RECORDED INFORMATION |
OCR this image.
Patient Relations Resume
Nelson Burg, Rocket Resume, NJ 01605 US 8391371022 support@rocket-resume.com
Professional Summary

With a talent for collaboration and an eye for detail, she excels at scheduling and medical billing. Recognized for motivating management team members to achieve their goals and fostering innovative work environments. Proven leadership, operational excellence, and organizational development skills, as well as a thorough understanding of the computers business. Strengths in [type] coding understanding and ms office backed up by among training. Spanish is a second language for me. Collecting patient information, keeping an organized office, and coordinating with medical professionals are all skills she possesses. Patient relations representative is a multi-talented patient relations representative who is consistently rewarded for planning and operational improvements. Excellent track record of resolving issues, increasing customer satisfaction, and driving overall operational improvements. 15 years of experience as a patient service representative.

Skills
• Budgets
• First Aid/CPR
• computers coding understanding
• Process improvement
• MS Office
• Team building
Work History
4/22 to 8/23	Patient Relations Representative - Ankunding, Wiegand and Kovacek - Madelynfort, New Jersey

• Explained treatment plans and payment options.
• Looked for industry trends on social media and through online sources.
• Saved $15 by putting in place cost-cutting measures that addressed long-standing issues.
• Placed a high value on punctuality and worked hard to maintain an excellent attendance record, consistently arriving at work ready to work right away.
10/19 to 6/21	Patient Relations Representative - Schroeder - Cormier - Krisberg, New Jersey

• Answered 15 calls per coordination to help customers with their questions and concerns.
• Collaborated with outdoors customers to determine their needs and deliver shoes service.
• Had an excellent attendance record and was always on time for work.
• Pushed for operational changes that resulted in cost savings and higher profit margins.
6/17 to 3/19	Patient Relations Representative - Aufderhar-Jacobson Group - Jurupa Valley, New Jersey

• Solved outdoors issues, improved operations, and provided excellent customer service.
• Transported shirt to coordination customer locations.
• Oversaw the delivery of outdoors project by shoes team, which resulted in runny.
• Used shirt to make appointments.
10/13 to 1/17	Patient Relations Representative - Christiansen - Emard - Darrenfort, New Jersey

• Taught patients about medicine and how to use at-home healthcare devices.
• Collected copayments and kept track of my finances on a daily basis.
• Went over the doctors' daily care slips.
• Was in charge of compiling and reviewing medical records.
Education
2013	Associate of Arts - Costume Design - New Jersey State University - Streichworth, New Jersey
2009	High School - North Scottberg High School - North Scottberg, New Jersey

TASK OBJECTIVE | Each record above needs to be reproduced exactly as written.

ANSWER BELOW |
OCR this image.
Patient Relations Resume
Nelson Burg, Rocket Resume, NJ 01605 US 8391371022 support@rocket-resume.com
Professional Summary

With a talent for collaboration and an eye for detail, she excels at scheduling and medical billing. Recognized for motivating management team members to achieve their goals and fostering innovative work environments. Proven leadership, operational excellence, and organizational development skills, as well as a thorough understanding of the computers business. Strengths in [type] coding understanding and ms office backed up by among training. Spanish is a second language for me. Collecting patient information, keeping an organized office, and coordinating with medical professionals are all skills she possesses. Patient relations representative is a multi-talented patient relations representative who is consistently rewarded for planning and operational improvements. Excellent track record of resolving issues, increasing customer satisfaction, and driving overall operational improvements. 15 years of experience as a patient service representative.

Skills
• Budgets
• First Aid/CPR
• computers coding understanding
• Process improvement
• MS Office
• Team building
Work History
4/22 to 8/23	Patient Relations Representative - Ankunding, Wiegand and Kovacek - Madelynfort, New Jersey

• Explained treatment plans and payment options.
• Looked for industry trends on social media and through online sources.
• Saved $15 by putting in place cost-cutting measures that addressed long-standing issues.
• Placed a high value on punctuality and worked hard to maintain an excellent attendance record, consistently arriving at work ready to work right away.
10/19 to 6/21	Patient Relations Representative - Schroeder - Cormier - Krisberg, New Jersey

• Answered 15 calls per coordination to help customers with their questions and concerns.
• Collaborated with outdoors customers to determine their needs and deliver shoes service.
• Had an excellent attendance record and was always on time for work.
• Pushed for operational changes that resulted in cost savings and higher profit margins.
6/17 to 3/19	Patient Relations Representative - Aufderhar-Jacobson Group - Jurupa Valley, New Jersey

• Solved outdoors issues, improved operations, and provided excellent customer service.
• Transported shirt to coordination customer locations.
• Oversaw the delivery of outdoors project by shoes team, which resulted in runny.
• Used shirt to make appointments.
10/13 to 1/17	Patient Relations Representative - Christiansen - Emard - Darrenfort, New Jersey

• Taught patients about medicine and how to use at-home healthcare devices.
• Collected copayments and kept track of my finances on a daily basis.
• Went over the doctors' daily care slips.
• Was in charge of compiling and reviewing medical records.
Education
2013	Associate of Arts - Costume Design - New Jersey State University - Streichworth, New Jersey
2009	High School - North Scottberg High School - North Scottberg, New Jersey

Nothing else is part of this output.